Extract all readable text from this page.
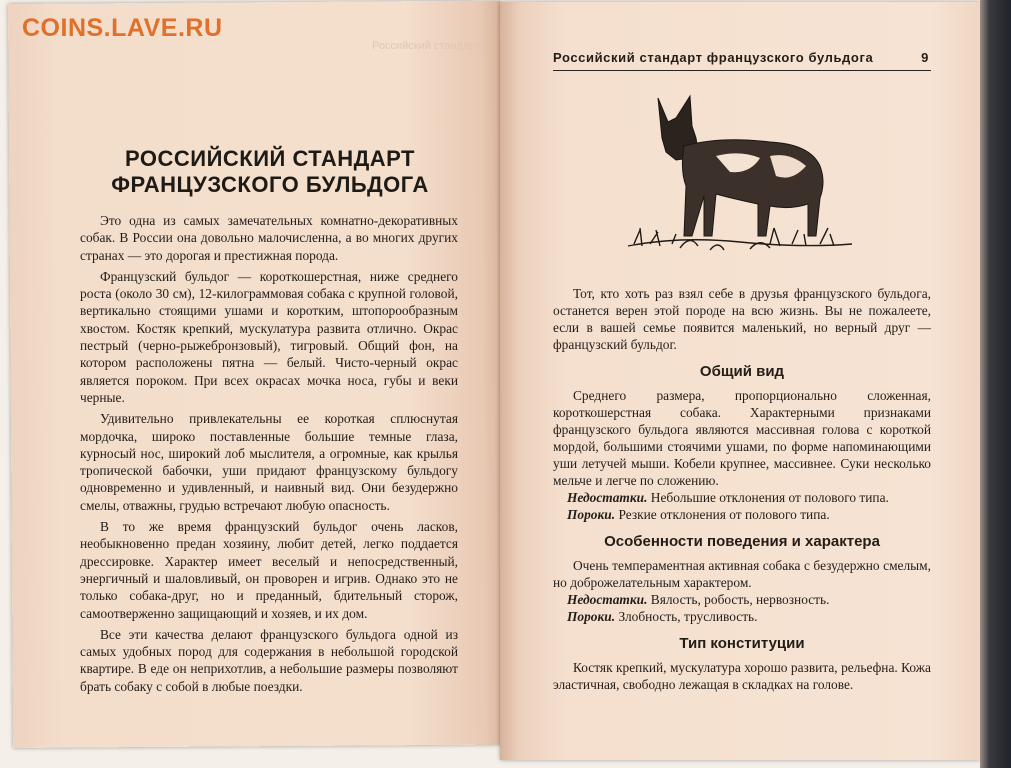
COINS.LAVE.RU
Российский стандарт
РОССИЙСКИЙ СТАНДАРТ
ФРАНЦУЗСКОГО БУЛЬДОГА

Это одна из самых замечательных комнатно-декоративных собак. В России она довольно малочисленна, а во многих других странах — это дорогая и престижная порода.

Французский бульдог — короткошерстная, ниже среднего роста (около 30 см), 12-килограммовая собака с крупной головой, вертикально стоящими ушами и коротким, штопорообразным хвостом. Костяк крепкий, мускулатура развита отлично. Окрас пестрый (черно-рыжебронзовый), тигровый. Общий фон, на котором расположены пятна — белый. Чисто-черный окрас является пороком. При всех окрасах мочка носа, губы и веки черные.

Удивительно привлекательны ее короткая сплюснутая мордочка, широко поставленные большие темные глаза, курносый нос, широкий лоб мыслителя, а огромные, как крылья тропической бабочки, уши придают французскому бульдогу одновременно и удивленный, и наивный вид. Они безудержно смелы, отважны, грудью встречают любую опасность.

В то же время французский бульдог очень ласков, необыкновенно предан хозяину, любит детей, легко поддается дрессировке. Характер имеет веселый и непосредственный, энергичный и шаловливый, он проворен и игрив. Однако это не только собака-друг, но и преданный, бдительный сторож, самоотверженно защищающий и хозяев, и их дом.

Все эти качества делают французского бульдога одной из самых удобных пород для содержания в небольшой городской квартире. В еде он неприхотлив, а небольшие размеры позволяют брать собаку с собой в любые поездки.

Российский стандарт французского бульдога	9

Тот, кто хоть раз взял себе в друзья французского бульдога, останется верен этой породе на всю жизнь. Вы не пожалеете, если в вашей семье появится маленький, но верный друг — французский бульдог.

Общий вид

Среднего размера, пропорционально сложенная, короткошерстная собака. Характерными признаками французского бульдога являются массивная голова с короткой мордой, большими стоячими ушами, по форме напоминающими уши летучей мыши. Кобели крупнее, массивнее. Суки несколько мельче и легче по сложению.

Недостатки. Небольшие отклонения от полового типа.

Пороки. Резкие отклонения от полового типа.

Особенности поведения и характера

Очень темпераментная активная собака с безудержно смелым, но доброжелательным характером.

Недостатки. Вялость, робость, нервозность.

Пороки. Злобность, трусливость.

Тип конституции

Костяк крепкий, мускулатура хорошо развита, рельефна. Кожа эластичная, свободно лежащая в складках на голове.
----
▶ INSTRUCTION
Images should not appear in the copy; retype the listing above exactly.

▶ ANSWER IN FULL
Extract all readable text from this page.
COINS.LAVE.RU
Российский стандарт
РОССИЙСКИЙ СТАНДАРТ
ФРАНЦУЗСКОГО БУЛЬДОГА

Это одна из самых замечательных комнатно-декоративных собак. В России она довольно малочисленна, а во многих других странах — это дорогая и престижная порода.

Французский бульдог — короткошерстная, ниже среднего роста (около 30 см), 12-килограммовая собака с крупной головой, вертикально стоящими ушами и коротким, штопорообразным хвостом. Костяк крепкий, мускулатура развита отлично. Окрас пестрый (черно-рыжебронзовый), тигровый. Общий фон, на котором расположены пятна — белый. Чисто-черный окрас является пороком. При всех окрасах мочка носа, губы и веки черные.

Удивительно привлекательны ее короткая сплюснутая мордочка, широко поставленные большие темные глаза, курносый нос, широкий лоб мыслителя, а огромные, как крылья тропической бабочки, уши придают французскому бульдогу одновременно и удивленный, и наивный вид. Они безудержно смелы, отважны, грудью встречают любую опасность.

В то же время французский бульдог очень ласков, необыкновенно предан хозяину, любит детей, легко поддается дрессировке. Характер имеет веселый и непосредственный, энергичный и шаловливый, он проворен и игрив. Однако это не только собака-друг, но и преданный, бдительный сторож, самоотверженно защищающий и хозяев, и их дом.

Все эти качества делают французского бульдога одной из самых удобных пород для содержания в небольшой городской квартире. В еде он неприхотлив, а небольшие размеры позволяют брать собаку с собой в любые поездки.

Российский стандарт французского бульдога	9

Тот, кто хоть раз взял себе в друзья французского бульдога, останется верен этой породе на всю жизнь. Вы не пожалеете, если в вашей семье появится маленький, но верный друг — французский бульдог.

Общий вид

Среднего размера, пропорционально сложенная, короткошерстная собака. Характерными признаками французского бульдога являются массивная голова с короткой мордой, большими стоячими ушами, по форме напоминающими уши летучей мыши. Кобели крупнее, массивнее. Суки несколько мельче и легче по сложению.

Недостатки. Небольшие отклонения от полового типа.

Пороки. Резкие отклонения от полового типа.

Особенности поведения и характера

Очень темпераментная активная собака с безудержно смелым, но доброжелательным характером.

Недостатки. Вялость, робость, нервозность.

Пороки. Злобность, трусливость.

Тип конституции

Костяк крепкий, мускулатура хорошо развита, рельефна. Кожа эластичная, свободно лежащая в складках на голове.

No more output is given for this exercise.